EXERCISE PROMPT
Without the pictures, print each of the records below exactly as it appears.

-- Begin LISTED RECORDS --

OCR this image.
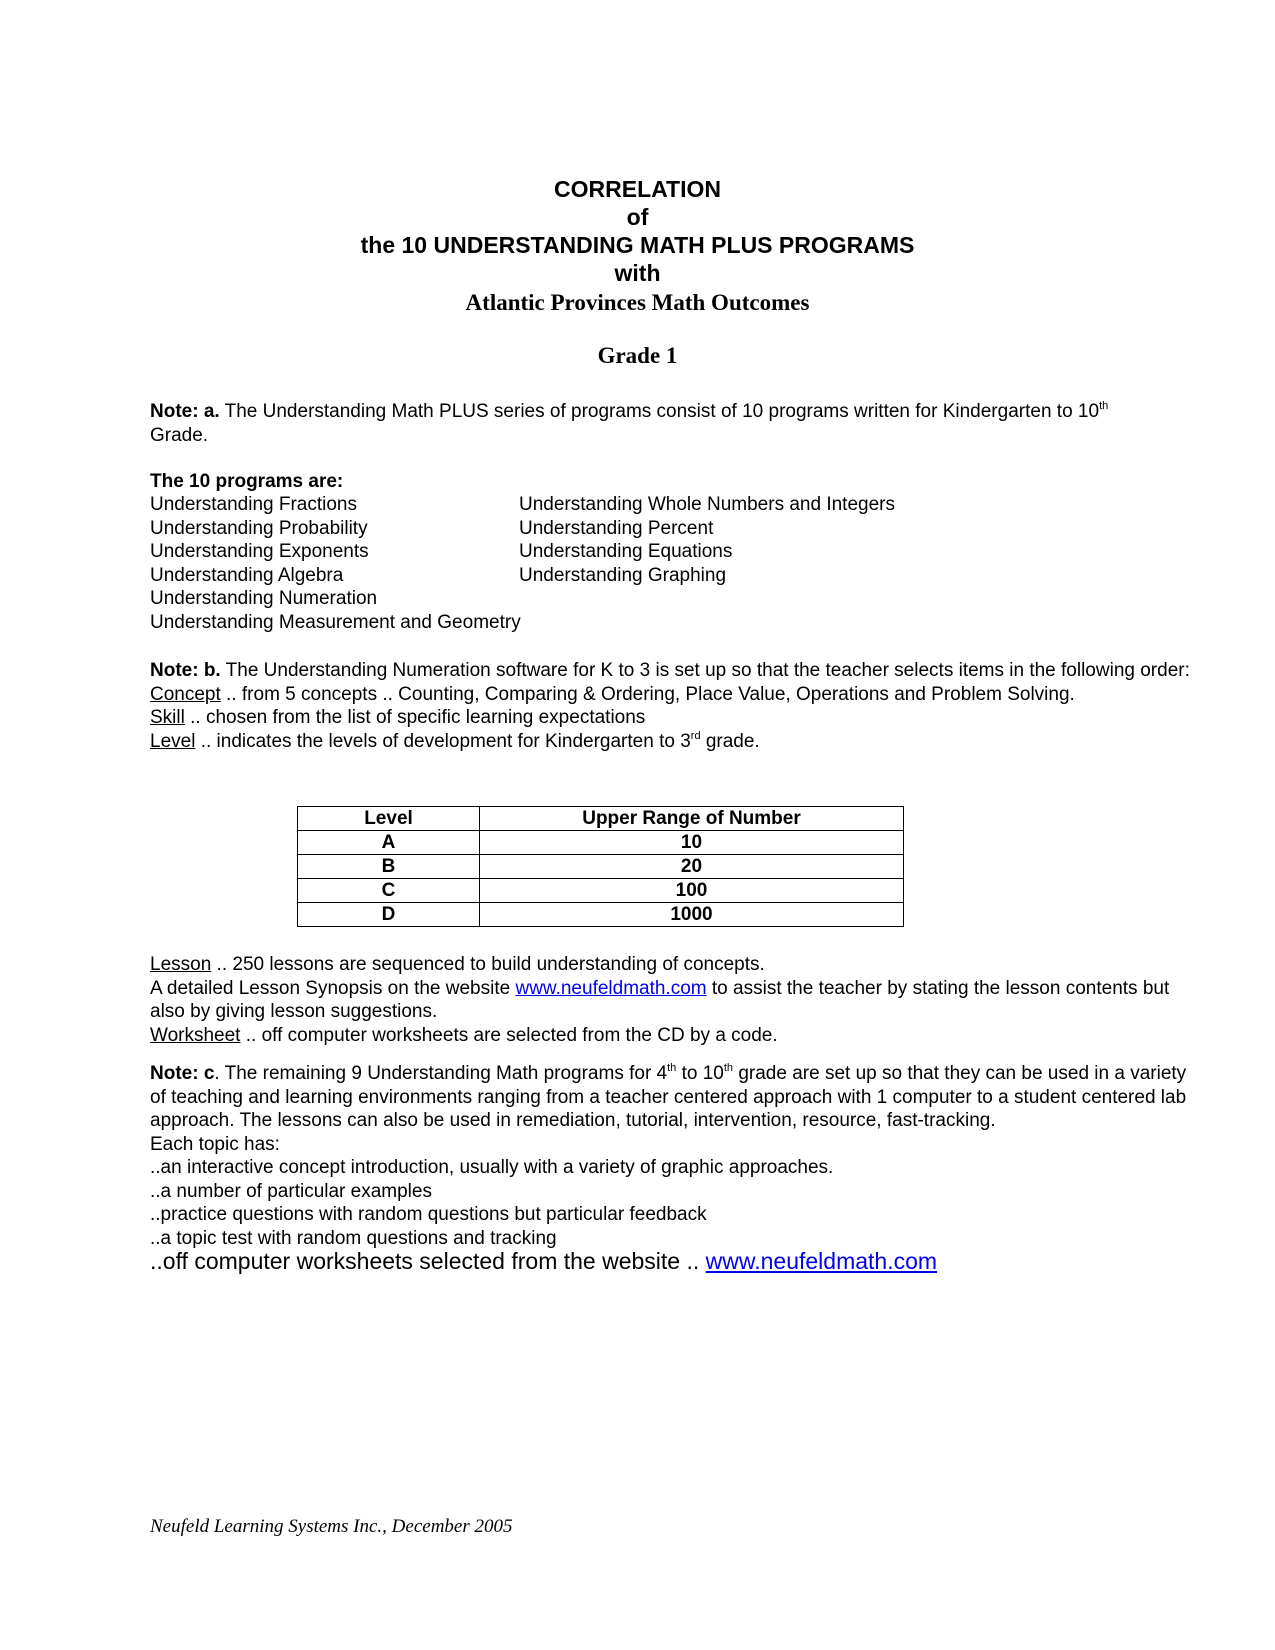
CORRELATION
of
the 10 UNDERSTANDING MATH PLUS PROGRAMS
with
Atlantic Provinces Math Outcomes
Grade 1
Note: a. The Understanding Math PLUS series of programs consist of 10 programs written for Kindergarten to 10th
Grade.
The 10 programs are:
Understanding Fractions
Understanding Probability
Understanding Exponents
Understanding Algebra
Understanding Numeration
Understanding Measurement and Geometry
Understanding Whole Numbers and Integers
Understanding Percent
Understanding Equations
Understanding Graphing
Note: b. The Understanding Numeration software for K to 3 is set up so that the teacher selects items in the following order:
Concept .. from 5 concepts .. Counting, Comparing & Ordering, Place Value, Operations and Problem Solving.
Skill .. chosen from the list of specific learning expectations
Level .. indicates the levels of development for Kindergarten to 3rd grade.
Level	Upper Range of Number
A	10
B	20
C	100
D	1000
Lesson .. 250 lessons are sequenced to build understanding of concepts.
A detailed Lesson Synopsis on the website www.neufeldmath.com to assist the teacher by stating the lesson contents but also by giving lesson suggestions.
Worksheet .. off computer worksheets are selected from the CD by a code.
Note: c. The remaining 9 Understanding Math programs for 4th to 10th grade are set up so that they can be used in a variety of teaching and learning environments ranging from a teacher centered approach with 1 computer to a student centered lab approach. The lessons can also be used in remediation, tutorial, intervention, resource, fast-tracking.
Each topic has:
..an interactive concept introduction, usually with a variety of graphic approaches.
..a number of particular examples
..practice questions with random questions but particular feedback
..a topic test with random questions and tracking
..off computer worksheets selected from the website .. www.neufeldmath.com
Neufeld Learning Systems Inc., December 2005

-- End LISTED RECORDS --

EXERCISE RESPONSE
OCR this image.
CORRELATION
of
the 10 UNDERSTANDING MATH PLUS PROGRAMS
with
Atlantic Provinces Math Outcomes
Grade 1
Note: a. The Understanding Math PLUS series of programs consist of 10 programs written for Kindergarten to 10th
Grade.
The 10 programs are:
Understanding Fractions
Understanding Probability
Understanding Exponents
Understanding Algebra
Understanding Numeration
Understanding Measurement and Geometry
Understanding Whole Numbers and Integers
Understanding Percent
Understanding Equations
Understanding Graphing
Note: b. The Understanding Numeration software for K to 3 is set up so that the teacher selects items in the following order:
Concept .. from 5 concepts .. Counting, Comparing & Ordering, Place Value, Operations and Problem Solving.
Skill .. chosen from the list of specific learning expectations
Level .. indicates the levels of development for Kindergarten to 3rd grade.
Level	Upper Range of Number
A	10
B	20
C	100
D	1000
Lesson .. 250 lessons are sequenced to build understanding of concepts.
A detailed Lesson Synopsis on the website www.neufeldmath.com to assist the teacher by stating the lesson contents but also by giving lesson suggestions.
Worksheet .. off computer worksheets are selected from the CD by a code.
Note: c. The remaining 9 Understanding Math programs for 4th to 10th grade are set up so that they can be used in a variety of teaching and learning environments ranging from a teacher centered approach with 1 computer to a student centered lab approach. The lessons can also be used in remediation, tutorial, intervention, resource, fast-tracking.
Each topic has:
..an interactive concept introduction, usually with a variety of graphic approaches.
..a number of particular examples
..practice questions with random questions but particular feedback
..a topic test with random questions and tracking
..off computer worksheets selected from the website .. www.neufeldmath.com
Neufeld Learning Systems Inc., December 2005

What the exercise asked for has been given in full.